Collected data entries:
·····

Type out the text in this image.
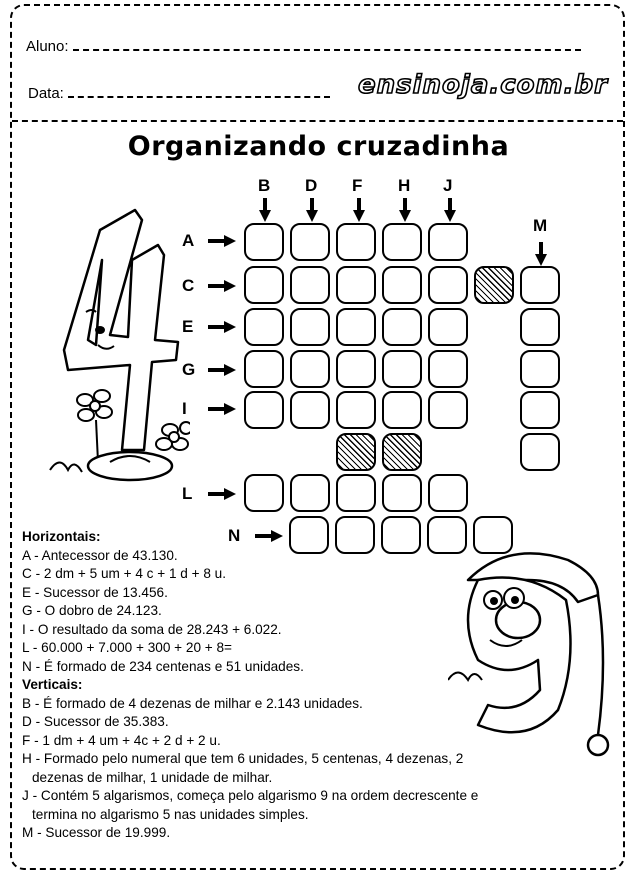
Aluno:
Data:	ensinoja.com.br
Organizando cruzadinha
B D F H J
M
A
C
E
G
I
L
N
Horizontais:
A - Antecessor de 43.130.
C - 2 dm + 5 um + 4 c + 1 d + 8 u.
E - Sucessor de 13.456.
G - O dobro de 24.123.
I - O resultado da soma de 28.243 + 6.022.
L - 60.000 + 7.000 + 300 + 20 + 8=
N - É formado de 234 centenas e 51 unidades.
Verticais:
B - É formado de 4 dezenas de milhar e 2.143 unidades.
D - Sucessor de 35.383.
F - 1 dm + 4 um + 4c + 2 d + 2 u.
H - Formado pelo numeral que tem 6 unidades, 5 centenas, 4 dezenas, 2
dezenas de milhar, 1 unidade de milhar.
J - Contém 5 algarismos, começa pelo algarismo 9 na ordem decrescente e
termina no algarismo 5 nas unidades simples.
M - Sucessor de 19.999.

·····

## Written exercise
Transcribe every line from the records above without alteration, and leave out the images.

## Solution
Type out the text in this image.
Aluno:
Data:	ensinoja.com.br
Organizando cruzadinha
B D F H J
M
A
C
E
G
I
L
N
Horizontais:
A - Antecessor de 43.130.
C - 2 dm + 5 um + 4 c + 1 d + 8 u.
E - Sucessor de 13.456.
G - O dobro de 24.123.
I - O resultado da soma de 28.243 + 6.022.
L - 60.000 + 7.000 + 300 + 20 + 8=
N - É formado de 234 centenas e 51 unidades.
Verticais:
B - É formado de 4 dezenas de milhar e 2.143 unidades.
D - Sucessor de 35.383.
F - 1 dm + 4 um + 4c + 2 d + 2 u.
H - Formado pelo numeral que tem 6 unidades, 5 centenas, 4 dezenas, 2
dezenas de milhar, 1 unidade de milhar.
J - Contém 5 algarismos, começa pelo algarismo 9 na ordem decrescente e
termina no algarismo 5 nas unidades simples.
M - Sucessor de 19.999.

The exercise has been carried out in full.